▶ [Task instructions]:
Return each line that holds the word "Bust".

_____

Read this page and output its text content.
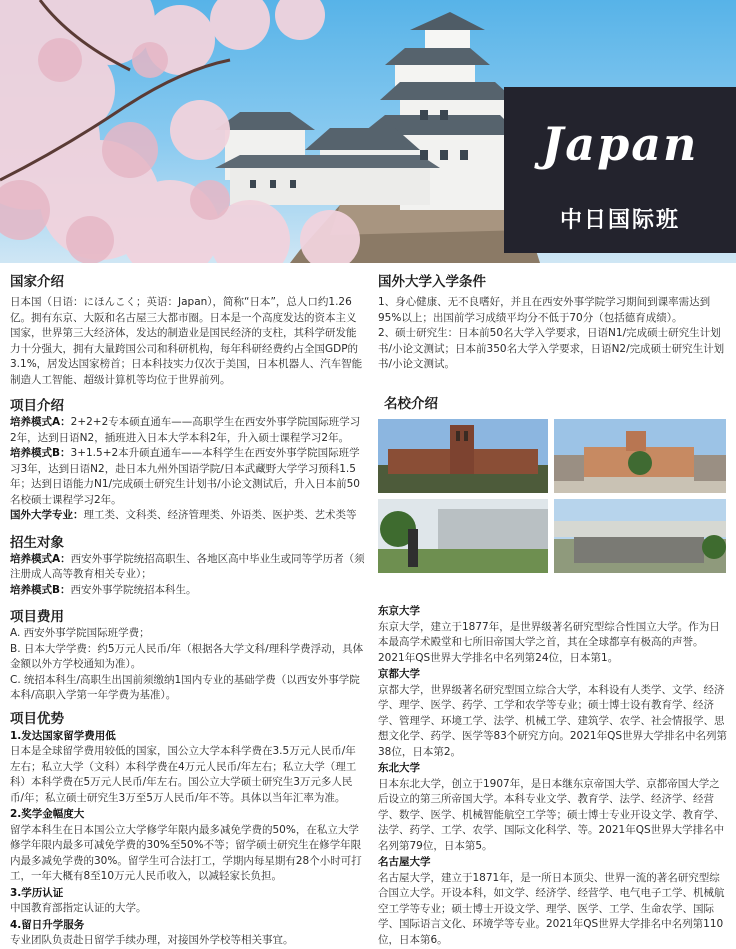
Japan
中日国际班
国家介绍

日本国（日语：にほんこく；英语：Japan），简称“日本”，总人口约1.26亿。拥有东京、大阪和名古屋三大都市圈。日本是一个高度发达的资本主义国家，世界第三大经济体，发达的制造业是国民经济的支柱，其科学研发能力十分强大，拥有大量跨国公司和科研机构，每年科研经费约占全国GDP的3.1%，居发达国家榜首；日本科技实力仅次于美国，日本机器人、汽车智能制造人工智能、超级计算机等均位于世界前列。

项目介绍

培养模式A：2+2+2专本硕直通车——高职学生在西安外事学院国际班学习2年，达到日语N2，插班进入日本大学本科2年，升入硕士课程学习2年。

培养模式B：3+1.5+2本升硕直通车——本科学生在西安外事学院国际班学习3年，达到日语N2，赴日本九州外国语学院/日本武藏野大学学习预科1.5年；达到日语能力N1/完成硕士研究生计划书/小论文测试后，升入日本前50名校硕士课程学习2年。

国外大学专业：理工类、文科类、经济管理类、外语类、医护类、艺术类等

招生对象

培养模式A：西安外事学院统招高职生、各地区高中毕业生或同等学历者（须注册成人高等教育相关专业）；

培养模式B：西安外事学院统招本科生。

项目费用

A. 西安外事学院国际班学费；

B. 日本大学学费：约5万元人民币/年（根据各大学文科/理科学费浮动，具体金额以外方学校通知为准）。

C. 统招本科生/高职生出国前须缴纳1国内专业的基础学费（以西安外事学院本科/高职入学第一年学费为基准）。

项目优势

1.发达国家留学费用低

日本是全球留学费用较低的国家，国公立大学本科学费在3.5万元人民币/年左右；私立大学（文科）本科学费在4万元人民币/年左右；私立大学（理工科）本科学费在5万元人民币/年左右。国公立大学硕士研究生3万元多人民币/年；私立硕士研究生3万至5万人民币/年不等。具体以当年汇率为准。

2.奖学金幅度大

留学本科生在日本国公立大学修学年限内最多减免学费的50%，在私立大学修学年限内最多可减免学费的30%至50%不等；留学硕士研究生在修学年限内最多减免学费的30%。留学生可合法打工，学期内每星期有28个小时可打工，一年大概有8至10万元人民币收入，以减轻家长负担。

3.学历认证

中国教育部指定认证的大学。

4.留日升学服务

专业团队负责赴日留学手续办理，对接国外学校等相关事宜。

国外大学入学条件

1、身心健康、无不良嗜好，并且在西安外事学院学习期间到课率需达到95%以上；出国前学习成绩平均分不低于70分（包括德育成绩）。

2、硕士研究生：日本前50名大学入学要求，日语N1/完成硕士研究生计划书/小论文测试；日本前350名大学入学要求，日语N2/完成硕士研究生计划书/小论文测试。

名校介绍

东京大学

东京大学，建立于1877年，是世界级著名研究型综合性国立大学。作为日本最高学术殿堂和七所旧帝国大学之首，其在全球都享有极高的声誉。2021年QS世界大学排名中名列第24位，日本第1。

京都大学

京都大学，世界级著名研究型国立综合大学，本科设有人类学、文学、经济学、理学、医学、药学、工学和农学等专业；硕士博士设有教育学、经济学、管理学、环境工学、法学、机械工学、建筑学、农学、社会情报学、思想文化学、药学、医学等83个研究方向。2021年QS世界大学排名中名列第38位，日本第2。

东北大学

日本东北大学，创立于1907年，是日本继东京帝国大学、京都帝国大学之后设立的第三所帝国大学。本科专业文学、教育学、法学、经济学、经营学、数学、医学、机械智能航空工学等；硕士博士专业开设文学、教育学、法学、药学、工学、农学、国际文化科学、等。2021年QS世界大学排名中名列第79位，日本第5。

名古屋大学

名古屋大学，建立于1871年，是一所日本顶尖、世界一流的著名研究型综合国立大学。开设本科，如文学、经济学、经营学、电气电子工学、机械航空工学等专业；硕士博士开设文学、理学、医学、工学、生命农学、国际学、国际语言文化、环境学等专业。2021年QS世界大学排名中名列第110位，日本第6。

_____

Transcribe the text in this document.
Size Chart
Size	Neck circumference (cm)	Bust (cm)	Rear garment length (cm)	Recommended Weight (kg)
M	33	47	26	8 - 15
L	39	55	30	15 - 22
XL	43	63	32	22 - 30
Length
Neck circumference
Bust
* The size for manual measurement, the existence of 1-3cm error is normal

_____

▶ [The response]:
Size	Neck circumference (cm)	Bust (cm)	Rear garment length (cm)	Recommended Weight (kg)
Bust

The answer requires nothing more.